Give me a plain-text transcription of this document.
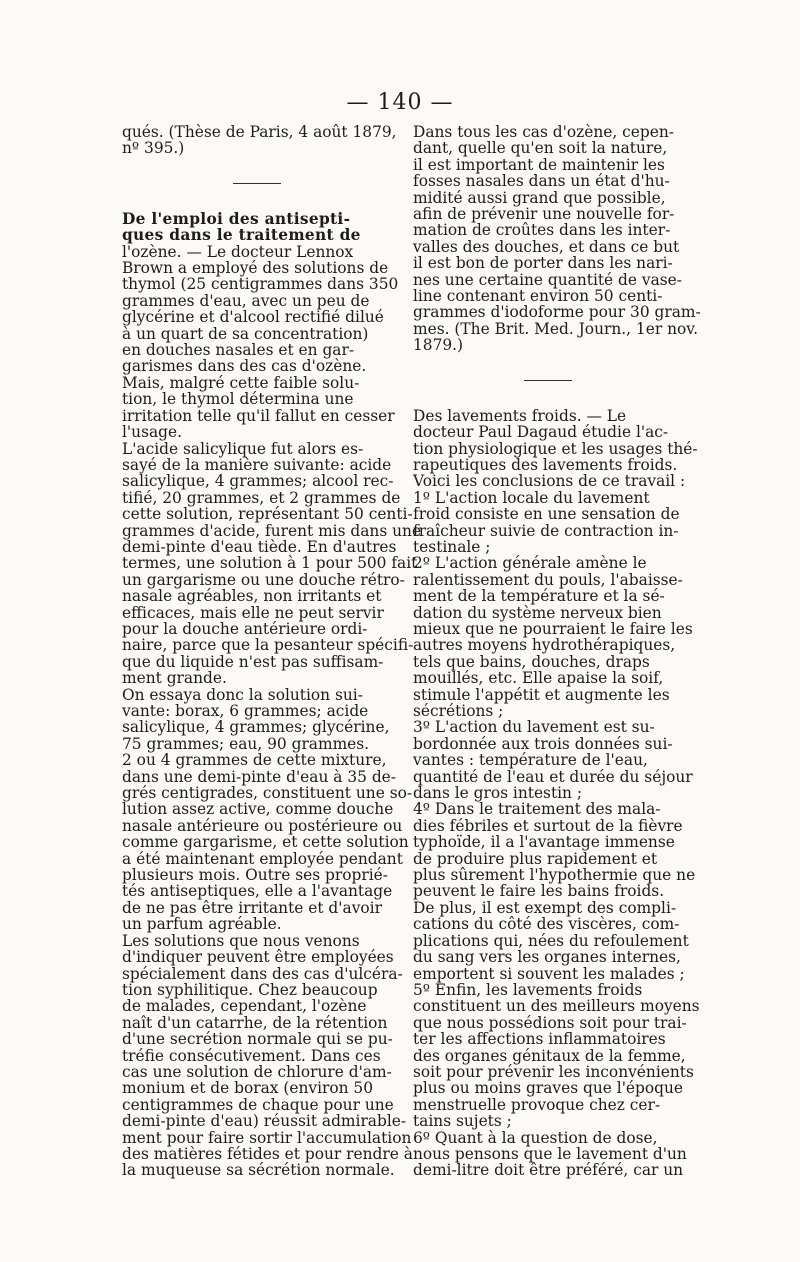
— 140 —
qués. (Thèse de Paris, 4 août 1879,
nº 395.)
De l'emploi des antisepti-
ques dans le traitement de
l'ozène. — Le docteur Lennox
Brown a employé des solutions de
thymol (25 centigrammes dans 350
grammes d'eau, avec un peu de
glycérine et d'alcool rectifié dilué
à un quart de sa concentration)
en douches nasales et en gar-
garismes dans des cas d'ozène.
Mais, malgré cette faible solu-
tion, le thymol détermina une
irritation telle qu'il fallut en cesser
l'usage.
L'acide salicylique fut alors es-
sayé de la manière suivante: acide
salicylique, 4 grammes; alcool rec-
tifié, 20 grammes, et 2 grammes de
cette solution, représentant 50 centi-
grammes d'acide, furent mis dans une
demi-pinte d'eau tiède. En d'autres
termes, une solution à 1 pour 500 fait
un gargarisme ou une douche rétro-
nasale agréables, non irritants et
efficaces, mais elle ne peut servir
pour la douche antérieure ordi-
naire, parce que la pesanteur spécifi-
que du liquide n'est pas suffisam-
ment grande.
On essaya donc la solution sui-
vante: borax, 6 grammes; acide
salicylique, 4 grammes; glycérine,
75 grammes; eau, 90 grammes.
2 ou 4 grammes de cette mixture,
dans une demi-pinte d'eau à 35 de-
grés centigrades, constituent une so-
lution assez active, comme douche
nasale antérieure ou postérieure ou
comme gargarisme, et cette solution
a été maintenant employée pendant
plusieurs mois. Outre ses proprié-
tés antiseptiques, elle a l'avantage
de ne pas être irritante et d'avoir
un parfum agréable.
Les solutions que nous venons
d'indiquer peuvent être employées
spécialement dans des cas d'ulcéra-
tion syphilitique. Chez beaucoup
de malades, cependant, l'ozène
naît d'un catarrhe, de la rétention
d'une secrétion normale qui se pu-
tréfie consécutivement. Dans ces
cas une solution de chlorure d'am-
monium et de borax (environ 50
centigrammes de chaque pour une
demi-pinte d'eau) réussit admirable-
ment pour faire sortir l'accumulation
des matières fétides et pour rendre à
la muqueuse sa sécrétion normale.
Dans tous les cas d'ozène, cepen-
dant, quelle qu'en soit la nature,
il est important de maintenir les
fosses nasales dans un état d'hu-
midité aussi grand que possible,
afin de prévenir une nouvelle for-
mation de croûtes dans les inter-
valles des douches, et dans ce but
il est bon de porter dans les nari-
nes une certaine quantité de vase-
line contenant environ 50 centi-
grammes d'iodoforme pour 30 gram-
mes. (The Brit. Med. Journ., 1er nov.
1879.)
Des lavements froids. — Le
docteur Paul Dagaud étudie l'ac-
tion physiologique et les usages thé-
rapeutiques des lavements froids.
Voici les conclusions de ce travail :
1º L'action locale du lavement
froid consiste en une sensation de
fraîcheur suivie de contraction in-
testinale ;
2º L'action générale amène le
ralentissement du pouls, l'abaisse-
ment de la température et la sé-
dation du système nerveux bien
mieux que ne pourraient le faire les
autres moyens hydrothérapiques,
tels que bains, douches, draps
mouillés, etc. Elle apaise la soif,
stimule l'appétit et augmente les
sécrétions ;
3º L'action du lavement est su-
bordonnée aux trois données sui-
vantes : température de l'eau,
quantité de l'eau et durée du séjour
dans le gros intestin ;
4º Dans le traitement des mala-
dies fébriles et surtout de la fièvre
typhoïde, il a l'avantage immense
de produire plus rapidement et
plus sûrement l'hypothermie que ne
peuvent le faire les bains froids.
De plus, il est exempt des compli-
cations du côté des viscères, com-
plications qui, nées du refoulement
du sang vers les organes internes,
emportent si souvent les malades ;
5º Enfin, les lavements froids
constituent un des meilleurs moyens
que nous possédions soit pour trai-
ter les affections inflammatoires
des organes génitaux de la femme,
soit pour prévenir les inconvénients
plus ou moins graves que l'époque
menstruelle provoque chez cer-
tains sujets ;
6º Quant à la question de dose,
nous pensons que le lavement d'un
demi-litre doit être préféré, car un
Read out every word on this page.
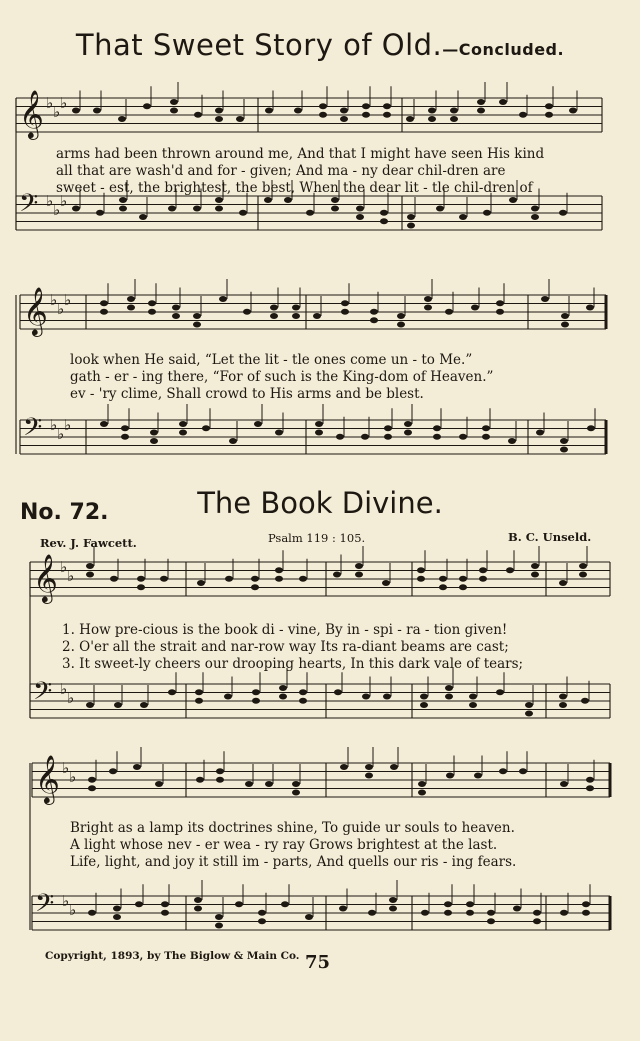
That Sweet Story of Old.—Concluded.
No. 72.	The Book Divine.
Rev. J. Fawcett.	Psalm 119 : 105.	B. C. Unseld.
𝄞 ♭ ♭ ♭
𝄢 ♭ ♭ ♭
𝄞 ♭ ♭ ♭
𝄢 ♭ ♭ ♭
𝄞 ♭ ♭
𝄢 ♭ ♭
𝄞 ♭ ♭
𝄢 ♭ ♭
arms had been thrown around me, And that I might have seen His kind
all that are wash'd and for - given; And ma - ny dear chil-dren are
sweet - est, the brightest, the best, When the dear lit - tle chil-dren of
look when He said, “Let the lit - tle ones come un - to Me.”
gath - er - ing there, “For of such is the King-dom of Heaven.”
ev - 'ry clime, Shall crowd to His arms and be blest.
1. How pre-cious is the book di - vine, By in - spi - ra - tion given!
2. O'er all the strait and nar-row way Its ra-diant beams are cast;
3. It sweet-ly cheers our drooping hearts, In this dark vale of tears;
Bright as a lamp its doctrines shine, To guide ur souls to heaven.
A light whose nev - er wea - ry ray Grows brightest at the last.
Life, light, and joy it still im - parts, And quells our ris - ing fears.
Copyright, 1893, by The Biglow & Main Co. 75
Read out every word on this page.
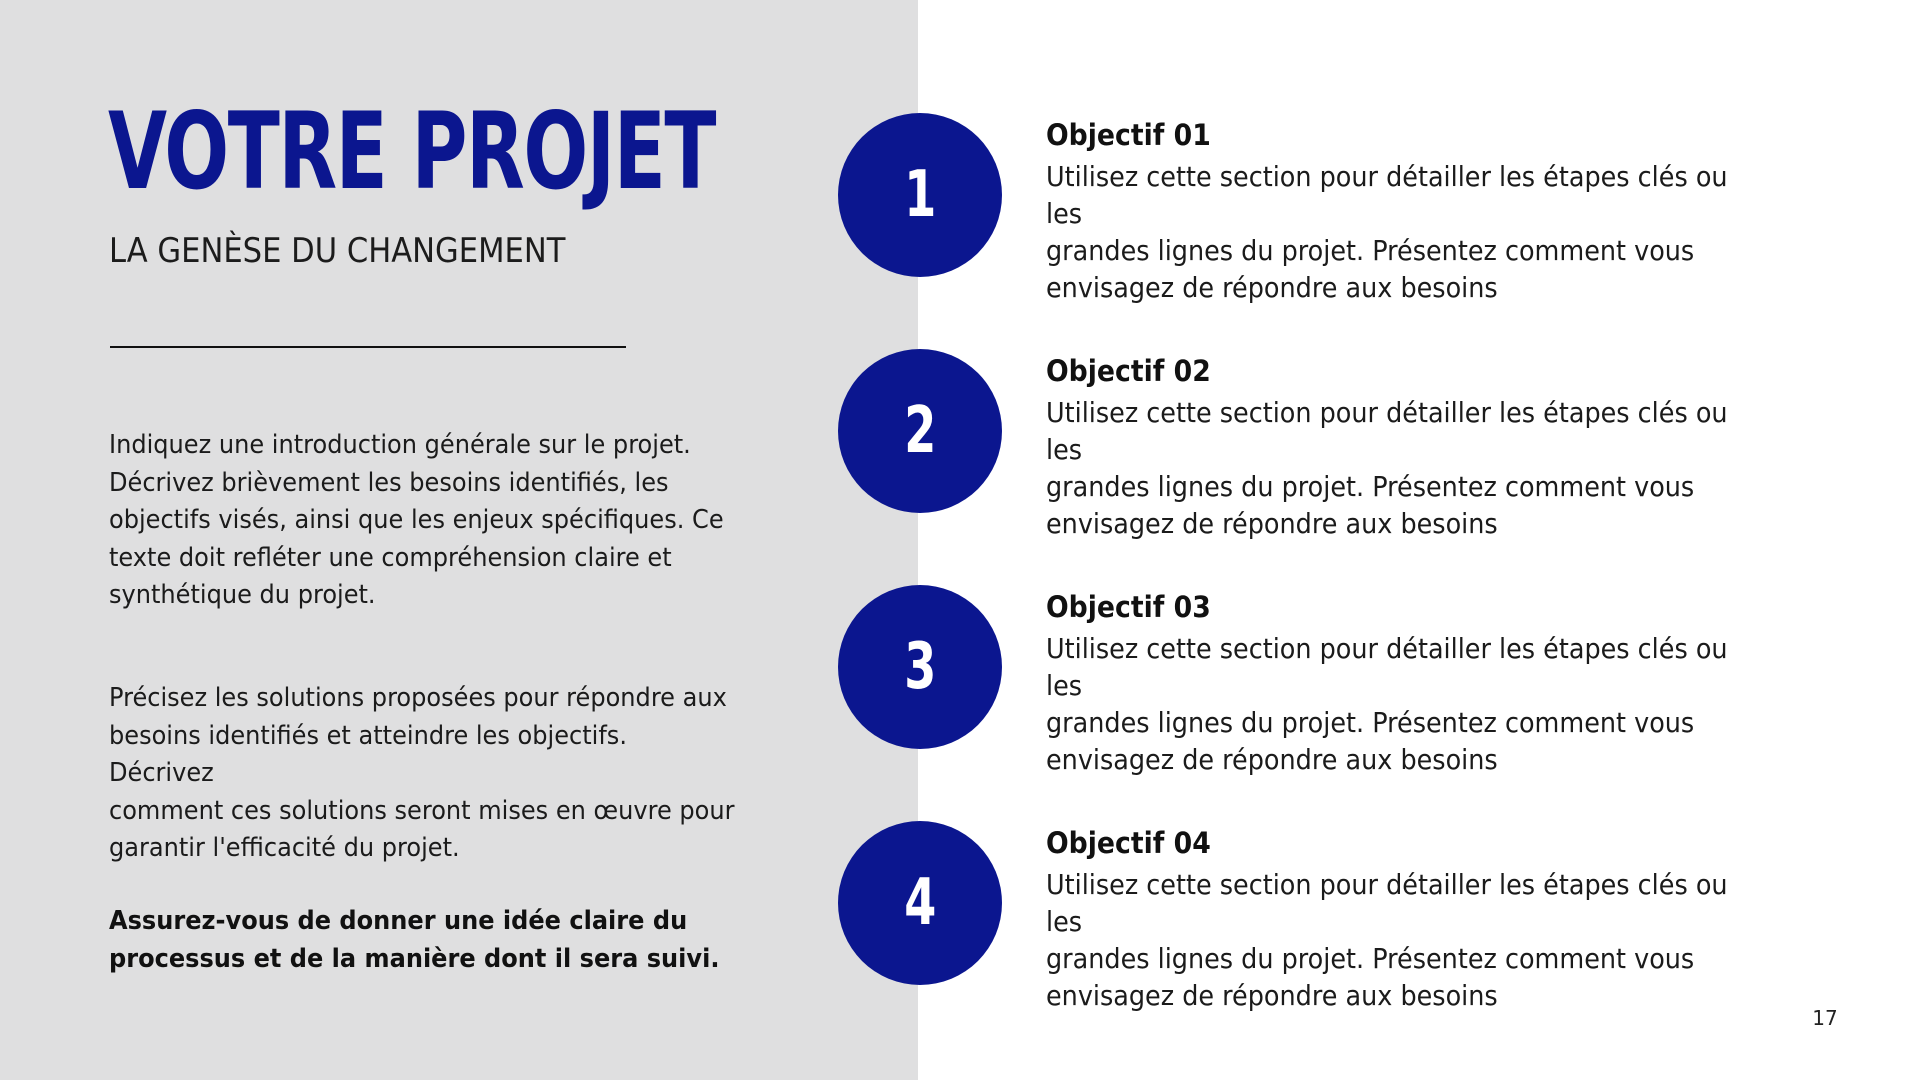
VOTRE PROJET
LA GENÈSE DU CHANGEMENT

Indiquez une introduction générale sur le projet.
Décrivez brièvement les besoins identifiés, les
objectifs visés, ainsi que les enjeux spécifiques. Ce
texte doit refléter une compréhension claire et
synthétique du projet.

Précisez les solutions proposées pour répondre aux
besoins identifiés et atteindre les objectifs. Décrivez
comment ces solutions seront mises en œuvre pour
garantir l'efficacité du projet.

Assurez-vous de donner une idée claire du
processus et de la manière dont il sera suivi.

1

Objectif 01

Utilisez cette section pour détailler les étapes clés ou les
grandes lignes du projet. Présentez comment vous
envisagez de répondre aux besoins

2

Objectif 02

Utilisez cette section pour détailler les étapes clés ou les
grandes lignes du projet. Présentez comment vous
envisagez de répondre aux besoins

3

Objectif 03

Utilisez cette section pour détailler les étapes clés ou les
grandes lignes du projet. Présentez comment vous
envisagez de répondre aux besoins

4

Objectif 04

Utilisez cette section pour détailler les étapes clés ou les
grandes lignes du projet. Présentez comment vous
envisagez de répondre aux besoins

17
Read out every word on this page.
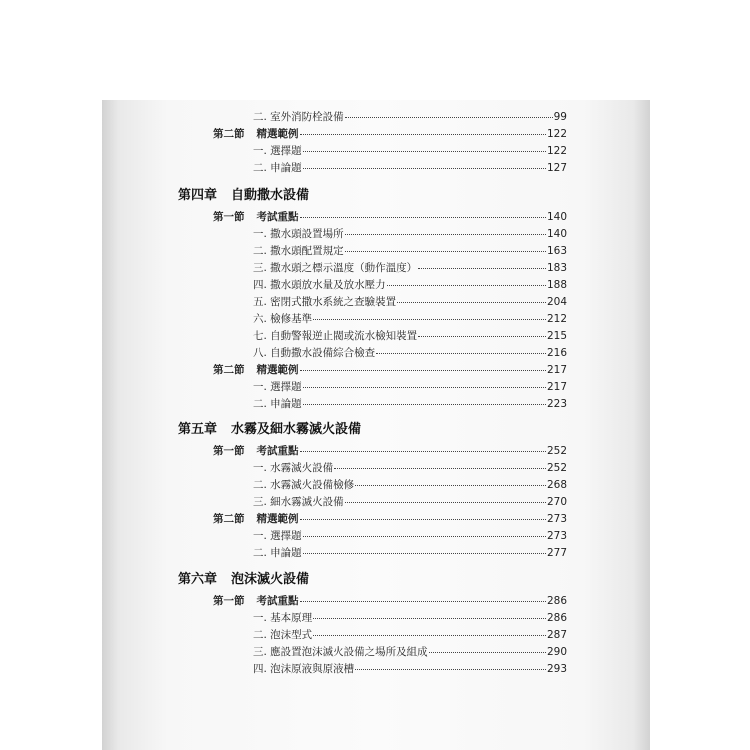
二. 室外消防栓設備	99
第二節 精選範例	122
一. 選擇題	122
二. 申論題	127
第四章 自動撒水設備
第一節 考試重點	140
一. 撒水頭設置場所	140
二. 撒水頭配置規定	163
三. 撒水頭之標示溫度（動作溫度）	183
四. 撒水頭放水量及放水壓力	188
五. 密閉式撒水系統之查驗裝置	204
六. 檢修基準	212
七. 自動警報逆止閥或流水檢知裝置	215
八. 自動撒水設備綜合檢查	216
第二節 精選範例	217
一. 選擇題	217
二. 申論題	223
第五章 水霧及細水霧滅火設備
第一節 考試重點	252
一. 水霧滅火設備	252
二. 水霧滅火設備檢修	268
三. 細水霧滅火設備	270
第二節 精選範例	273
一. 選擇題	273
二. 申論題	277
第六章 泡沫滅火設備
第一節 考試重點	286
一. 基本原理	286
二. 泡沫型式	287
三. 應設置泡沫滅火設備之場所及組成	290
四. 泡沫原液與原液槽	293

-- -- --

REQUIREMENTS: Copy the whole listing above word for word but do not carry over the pictures.

THE RESPONSE:
Give me a plain-text transcription of this document.
— 140 —
qués. (Thèse de Paris, 4 août 1879,
nº 395.)
De l'emploi des antisepti-
ques dans le traitement de
l'ozène. — Le docteur Lennox
Brown a employé des solutions de
thymol (25 centigrammes dans 350
grammes d'eau, avec un peu de
glycérine et d'alcool rectifié dilué
à un quart de sa concentration)
en douches nasales et en gar-
garismes dans des cas d'ozène.
Mais, malgré cette faible solu-
tion, le thymol détermina une
irritation telle qu'il fallut en cesser
l'usage.
L'acide salicylique fut alors es-
sayé de la manière suivante: acide
salicylique, 4 grammes; alcool rec-
tifié, 20 grammes, et 2 grammes de
cette solution, représentant 50 centi-
grammes d'acide, furent mis dans une
demi-pinte d'eau tiède. En d'autres
termes, une solution à 1 pour 500 fait
un gargarisme ou une douche rétro-
nasale agréables, non irritants et
efficaces, mais elle ne peut servir
pour la douche antérieure ordi-
naire, parce que la pesanteur spécifi-
que du liquide n'est pas suffisam-
ment grande.
On essaya donc la solution sui-
vante: borax, 6 grammes; acide
salicylique, 4 grammes; glycérine,
75 grammes; eau, 90 grammes.
2 ou 4 grammes de cette mixture,
dans une demi-pinte d'eau à 35 de-
grés centigrades, constituent une so-
lution assez active, comme douche
nasale antérieure ou postérieure ou
comme gargarisme, et cette solution
a été maintenant employée pendant
plusieurs mois. Outre ses proprié-
tés antiseptiques, elle a l'avantage
de ne pas être irritante et d'avoir
un parfum agréable.
Les solutions que nous venons
d'indiquer peuvent être employées
spécialement dans des cas d'ulcéra-
tion syphilitique. Chez beaucoup
de malades, cependant, l'ozène
naît d'un catarrhe, de la rétention
d'une secrétion normale qui se pu-
tréfie consécutivement. Dans ces
cas une solution de chlorure d'am-
monium et de borax (environ 50
centigrammes de chaque pour une
demi-pinte d'eau) réussit admirable-
ment pour faire sortir l'accumulation
des matières fétides et pour rendre à
la muqueuse sa sécrétion normale.
Dans tous les cas d'ozène, cepen-
dant, quelle qu'en soit la nature,
il est important de maintenir les
fosses nasales dans un état d'hu-
midité aussi grand que possible,
afin de prévenir une nouvelle for-
mation de croûtes dans les inter-
valles des douches, et dans ce but
il est bon de porter dans les nari-
nes une certaine quantité de vase-
line contenant environ 50 centi-
grammes d'iodoforme pour 30 gram-
mes. (The Brit. Med. Journ., 1er nov.
1879.)
Des lavements froids. — Le
docteur Paul Dagaud étudie l'ac-
tion physiologique et les usages thé-
rapeutiques des lavements froids.
Voici les conclusions de ce travail :
1º L'action locale du lavement
froid consiste en une sensation de
fraîcheur suivie de contraction in-
testinale ;
2º L'action générale amène le
ralentissement du pouls, l'abaisse-
ment de la température et la sé-
dation du système nerveux bien
mieux que ne pourraient le faire les
autres moyens hydrothérapiques,
tels que bains, douches, draps
mouillés, etc. Elle apaise la soif,
stimule l'appétit et augmente les
sécrétions ;
3º L'action du lavement est su-
bordonnée aux trois données sui-
vantes : température de l'eau,
quantité de l'eau et durée du séjour
dans le gros intestin ;
4º Dans le traitement des mala-
dies fébriles et surtout de la fièvre
typhoïde, il a l'avantage immense
de produire plus rapidement et
plus sûrement l'hypothermie que ne
peuvent le faire les bains froids.
De plus, il est exempt des compli-
cations du côté des viscères, com-
plications qui, nées du refoulement
du sang vers les organes internes,
emportent si souvent les malades ;
5º Enfin, les lavements froids
constituent un des meilleurs moyens
que nous possédions soit pour trai-
ter les affections inflammatoires
des organes génitaux de la femme,
soit pour prévenir les inconvénients
plus ou moins graves que l'époque
menstruelle provoque chez cer-
tains sujets ;
6º Quant à la question de dose,
nous pensons que le lavement d'un
demi-litre doit être préféré, car un
Read out every word on this page.
That Sweet Story of Old.—Concluded.
No. 72.	The Book Divine.
Rev. J. Fawcett.	Psalm 119 : 105.	B. C. Unseld.
𝄞 ♭ ♭ ♭
𝄢 ♭ ♭ ♭
𝄞 ♭ ♭ ♭
𝄢 ♭ ♭ ♭
𝄞 ♭ ♭
𝄢 ♭ ♭
𝄞 ♭ ♭
𝄢 ♭ ♭
arms had been thrown around me, And that I might have seen His kind
all that are wash'd and for - given; And ma - ny dear chil-dren are
sweet - est, the brightest, the best, When the dear lit - tle chil-dren of
look when He said, “Let the lit - tle ones come un - to Me.”
gath - er - ing there, “For of such is the King-dom of Heaven.”
ev - 'ry clime, Shall crowd to His arms and be blest.
1. How pre-cious is the book di - vine, By in - spi - ra - tion given!
2. O'er all the strait and nar-row way Its ra-diant beams are cast;
3. It sweet-ly cheers our drooping hearts, In this dark vale of tears;
Bright as a lamp its doctrines shine, To guide ur souls to heaven.
A light whose nev - er wea - ry ray Grows brightest at the last.
Life, light, and joy it still im - parts, And quells our ris - ing fears.
Copyright, 1893, by The Biglow & Main Co. 75
Read out every word on this page.
VOTRE PROJET
LA GENÈSE DU CHANGEMENT

Indiquez une introduction générale sur le projet.
Décrivez brièvement les besoins identifiés, les
objectifs visés, ainsi que les enjeux spécifiques. Ce
texte doit refléter une compréhension claire et
synthétique du projet.

Précisez les solutions proposées pour répondre aux
besoins identifiés et atteindre les objectifs. Décrivez
comment ces solutions seront mises en œuvre pour
garantir l'efficacité du projet.

Assurez-vous de donner une idée claire du
processus et de la manière dont il sera suivi.

1

Objectif 01

Utilisez cette section pour détailler les étapes clés ou les
grandes lignes du projet. Présentez comment vous
envisagez de répondre aux besoins

2

Objectif 02

Utilisez cette section pour détailler les étapes clés ou les
grandes lignes du projet. Présentez comment vous
envisagez de répondre aux besoins

3

Objectif 03

Utilisez cette section pour détailler les étapes clés ou les
grandes lignes du projet. Présentez comment vous
envisagez de répondre aux besoins

4

Objectif 04

Utilisez cette section pour détailler les étapes clés ou les
grandes lignes du projet. Présentez comment vous
envisagez de répondre aux besoins

17
Read out every word on this page.
二. 室外消防栓設備	99
第二節 精選範例	122
一. 選擇題	122
二. 申論題	127
第四章 自動撒水設備
第一節 考試重點	140
一. 撒水頭設置場所	140
二. 撒水頭配置規定	163
三. 撒水頭之標示溫度（動作溫度）	183
四. 撒水頭放水量及放水壓力	188
五. 密閉式撒水系統之查驗裝置	204
六. 檢修基準	212
七. 自動警報逆止閥或流水檢知裝置	215
八. 自動撒水設備綜合檢查	216
第二節 精選範例	217
一. 選擇題	217
二. 申論題	223
第五章 水霧及細水霧滅火設備
第一節 考試重點	252
一. 水霧滅火設備	252
二. 水霧滅火設備檢修	268
三. 細水霧滅火設備	270
第二節 精選範例	273
一. 選擇題	273
二. 申論題	277
第六章 泡沫滅火設備
第一節 考試重點	286
一. 基本原理	286
二. 泡沫型式	287
三. 應設置泡沫滅火設備之場所及組成	290
四. 泡沫原液與原液槽	293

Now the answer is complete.